BEGIN EXERCISE INPUTS

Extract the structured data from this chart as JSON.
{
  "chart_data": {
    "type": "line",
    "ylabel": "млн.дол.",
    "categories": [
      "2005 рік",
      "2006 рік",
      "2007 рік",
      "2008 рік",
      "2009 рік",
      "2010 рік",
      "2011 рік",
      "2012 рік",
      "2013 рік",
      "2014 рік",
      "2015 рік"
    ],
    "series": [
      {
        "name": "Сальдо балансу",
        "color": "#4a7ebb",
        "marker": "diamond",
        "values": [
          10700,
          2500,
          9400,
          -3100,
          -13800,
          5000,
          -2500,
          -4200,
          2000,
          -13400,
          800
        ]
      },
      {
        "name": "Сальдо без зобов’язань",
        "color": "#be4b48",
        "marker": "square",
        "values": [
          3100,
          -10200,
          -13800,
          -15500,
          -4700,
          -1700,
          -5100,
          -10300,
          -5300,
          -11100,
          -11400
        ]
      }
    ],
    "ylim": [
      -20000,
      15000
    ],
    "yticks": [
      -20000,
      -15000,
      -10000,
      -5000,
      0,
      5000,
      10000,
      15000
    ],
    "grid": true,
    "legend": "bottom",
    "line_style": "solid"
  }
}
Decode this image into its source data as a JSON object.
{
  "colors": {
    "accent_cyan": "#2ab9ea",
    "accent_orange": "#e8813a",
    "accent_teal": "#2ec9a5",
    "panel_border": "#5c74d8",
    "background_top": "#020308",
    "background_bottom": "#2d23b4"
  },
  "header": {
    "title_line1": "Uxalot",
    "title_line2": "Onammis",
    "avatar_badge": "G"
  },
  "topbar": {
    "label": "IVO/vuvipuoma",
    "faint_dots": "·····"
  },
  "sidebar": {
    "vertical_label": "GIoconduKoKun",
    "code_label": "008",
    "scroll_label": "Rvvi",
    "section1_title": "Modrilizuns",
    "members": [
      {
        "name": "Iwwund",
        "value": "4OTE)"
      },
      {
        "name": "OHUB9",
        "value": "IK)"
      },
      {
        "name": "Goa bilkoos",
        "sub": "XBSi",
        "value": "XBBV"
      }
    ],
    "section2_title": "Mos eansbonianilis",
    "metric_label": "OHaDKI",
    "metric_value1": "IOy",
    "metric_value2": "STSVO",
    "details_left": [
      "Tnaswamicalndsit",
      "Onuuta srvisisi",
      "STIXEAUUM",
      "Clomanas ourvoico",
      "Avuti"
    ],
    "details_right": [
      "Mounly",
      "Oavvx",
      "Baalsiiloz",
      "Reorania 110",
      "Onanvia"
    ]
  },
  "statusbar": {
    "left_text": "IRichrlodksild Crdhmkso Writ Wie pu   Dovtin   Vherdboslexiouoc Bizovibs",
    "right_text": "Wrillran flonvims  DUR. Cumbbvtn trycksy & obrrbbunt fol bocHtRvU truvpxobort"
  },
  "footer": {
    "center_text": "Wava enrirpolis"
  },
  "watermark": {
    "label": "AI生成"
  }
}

END EXERCISE INPUTS

--- EXERCISE BRIEF ---
Write out the full set of records exactly as given.

--- FULL OUTPUT ---
Extract the structured data from this chart as JSON.
{
  "chart_data": {
    "type": "line",
    "ylabel": "млн.дол.",
    "categories": [
      "2005 рік",
      "2006 рік",
      "2007 рік",
      "2008 рік",
      "2009 рік",
      "2010 рік",
      "2011 рік",
      "2012 рік",
      "2013 рік",
      "2014 рік",
      "2015 рік"
    ],
    "series": [
      {
        "name": "Сальдо балансу",
        "color": "#4a7ebb",
        "marker": "diamond",
        "values": [
          10700,
          2500,
          9400,
          -3100,
          -13800,
          5000,
          -2500,
          -4200,
          2000,
          -13400,
          800
        ]
      },
      {
        "name": "Сальдо без зобов’язань",
        "color": "#be4b48",
        "marker": "square",
        "values": [
          3100,
          -10200,
          -13800,
          -15500,
          -4700,
          -1700,
          -5100,
          -10300,
          -5300,
          -11100,
          -11400
        ]
      }
    ],
    "ylim": [
      -20000,
      15000
    ],
    "yticks": [
      -20000,
      -15000,
      -10000,
      -5000,
      0,
      5000,
      10000,
      15000
    ],
    "grid": true,
    "legend": "bottom",
    "line_style": "solid"
  }
}
Decode this image into its source data as a JSON object.
{
  "colors": {
    "accent_cyan": "#2ab9ea",
    "accent_orange": "#e8813a",
    "accent_teal": "#2ec9a5",
    "panel_border": "#5c74d8",
    "background_top": "#020308",
    "background_bottom": "#2d23b4"
  },
  "header": {
    "title_line1": "Uxalot",
    "title_line2": "Onammis",
    "avatar_badge": "G"
  },
  "topbar": {
    "label": "IVO/vuvipuoma",
    "faint_dots": "·····"
  },
  "sidebar": {
    "vertical_label": "GIoconduKoKun",
    "code_label": "008",
    "scroll_label": "Rvvi",
    "section1_title": "Modrilizuns",
    "members": [
      {
        "name": "Iwwund",
        "value": "4OTE)"
      },
      {
        "name": "OHUB9",
        "value": "IK)"
      },
      {
        "name": "Goa bilkoos",
        "sub": "XBSi",
        "value": "XBBV"
      }
    ],
    "section2_title": "Mos eansbonianilis",
    "metric_label": "OHaDKI",
    "metric_value1": "IOy",
    "metric_value2": "STSVO",
    "details_left": [
      "Tnaswamicalndsit",
      "Onuuta srvisisi",
      "STIXEAUUM",
      "Clomanas ourvoico",
      "Avuti"
    ],
    "details_right": [
      "Mounly",
      "Oavvx",
      "Baalsiiloz",
      "Reorania 110",
      "Onanvia"
    ]
  },
  "statusbar": {
    "left_text": "IRichrlodksild Crdhmkso Writ Wie pu   Dovtin   Vherdboslexiouoc Bizovibs",
    "right_text": "Wrillran flonvims  DUR. Cumbbvtn trycksy & obrrbbunt fol bocHtRvU truvpxobort"
  },
  "footer": {
    "center_text": "Wava enrirpolis"
  },
  "watermark": {
    "label": "AI生成"
  }
}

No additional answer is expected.